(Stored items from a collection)
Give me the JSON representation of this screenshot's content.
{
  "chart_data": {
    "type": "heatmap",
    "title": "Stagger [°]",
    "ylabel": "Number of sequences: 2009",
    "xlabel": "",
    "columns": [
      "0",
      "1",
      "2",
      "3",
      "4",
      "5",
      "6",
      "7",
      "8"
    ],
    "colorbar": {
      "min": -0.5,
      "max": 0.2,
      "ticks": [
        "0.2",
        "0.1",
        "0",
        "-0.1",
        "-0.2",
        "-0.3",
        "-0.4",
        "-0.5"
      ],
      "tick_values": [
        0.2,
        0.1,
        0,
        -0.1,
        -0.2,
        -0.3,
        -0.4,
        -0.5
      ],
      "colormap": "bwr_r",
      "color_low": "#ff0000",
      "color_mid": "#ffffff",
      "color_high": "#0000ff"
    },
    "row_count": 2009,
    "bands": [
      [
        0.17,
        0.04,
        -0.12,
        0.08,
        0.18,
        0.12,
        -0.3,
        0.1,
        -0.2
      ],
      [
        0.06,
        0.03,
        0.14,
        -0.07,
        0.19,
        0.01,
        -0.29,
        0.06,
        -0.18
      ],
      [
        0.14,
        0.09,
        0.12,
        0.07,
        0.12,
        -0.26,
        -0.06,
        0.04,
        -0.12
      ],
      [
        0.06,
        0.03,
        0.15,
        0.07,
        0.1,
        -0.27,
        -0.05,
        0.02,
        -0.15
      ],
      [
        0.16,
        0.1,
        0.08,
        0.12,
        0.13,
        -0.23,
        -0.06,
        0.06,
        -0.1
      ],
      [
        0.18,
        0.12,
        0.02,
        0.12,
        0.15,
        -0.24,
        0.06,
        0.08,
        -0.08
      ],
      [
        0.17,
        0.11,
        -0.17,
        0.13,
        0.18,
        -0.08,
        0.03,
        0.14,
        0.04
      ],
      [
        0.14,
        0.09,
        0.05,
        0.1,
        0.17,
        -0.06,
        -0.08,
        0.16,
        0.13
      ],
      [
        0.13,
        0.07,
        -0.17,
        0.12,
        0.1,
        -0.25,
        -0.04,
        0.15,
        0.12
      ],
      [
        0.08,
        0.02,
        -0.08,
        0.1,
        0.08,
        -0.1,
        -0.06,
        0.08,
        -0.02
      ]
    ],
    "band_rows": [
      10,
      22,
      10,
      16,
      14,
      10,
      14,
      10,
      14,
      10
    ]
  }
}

→ Set problem
Go back to the listing above and please repeat it exactly.

→ Complete output
Give me the JSON representation of this screenshot's content.
{
  "chart_data": {
    "type": "heatmap",
    "title": "Stagger [°]",
    "ylabel": "Number of sequences: 2009",
    "xlabel": "",
    "columns": [
      "0",
      "1",
      "2",
      "3",
      "4",
      "5",
      "6",
      "7",
      "8"
    ],
    "colorbar": {
      "min": -0.5,
      "max": 0.2,
      "ticks": [
        "0.2",
        "0.1",
        "0",
        "-0.1",
        "-0.2",
        "-0.3",
        "-0.4",
        "-0.5"
      ],
      "tick_values": [
        0.2,
        0.1,
        0,
        -0.1,
        -0.2,
        -0.3,
        -0.4,
        -0.5
      ],
      "colormap": "bwr_r",
      "color_low": "#ff0000",
      "color_mid": "#ffffff",
      "color_high": "#0000ff"
    },
    "row_count": 2009,
    "bands": [
      [
        0.17,
        0.04,
        -0.12,
        0.08,
        0.18,
        0.12,
        -0.3,
        0.1,
        -0.2
      ],
      [
        0.06,
        0.03,
        0.14,
        -0.07,
        0.19,
        0.01,
        -0.29,
        0.06,
        -0.18
      ],
      [
        0.14,
        0.09,
        0.12,
        0.07,
        0.12,
        -0.26,
        -0.06,
        0.04,
        -0.12
      ],
      [
        0.06,
        0.03,
        0.15,
        0.07,
        0.1,
        -0.27,
        -0.05,
        0.02,
        -0.15
      ],
      [
        0.16,
        0.1,
        0.08,
        0.12,
        0.13,
        -0.23,
        -0.06,
        0.06,
        -0.1
      ],
      [
        0.18,
        0.12,
        0.02,
        0.12,
        0.15,
        -0.24,
        0.06,
        0.08,
        -0.08
      ],
      [
        0.17,
        0.11,
        -0.17,
        0.13,
        0.18,
        -0.08,
        0.03,
        0.14,
        0.04
      ],
      [
        0.14,
        0.09,
        0.05,
        0.1,
        0.17,
        -0.06,
        -0.08,
        0.16,
        0.13
      ],
      [
        0.13,
        0.07,
        -0.17,
        0.12,
        0.1,
        -0.25,
        -0.04,
        0.15,
        0.12
      ],
      [
        0.08,
        0.02,
        -0.08,
        0.1,
        0.08,
        -0.1,
        -0.06,
        0.08,
        -0.02
      ]
    ],
    "band_rows": [
      10,
      22,
      10,
      16,
      14,
      10,
      14,
      10,
      14,
      10
    ]
  }
}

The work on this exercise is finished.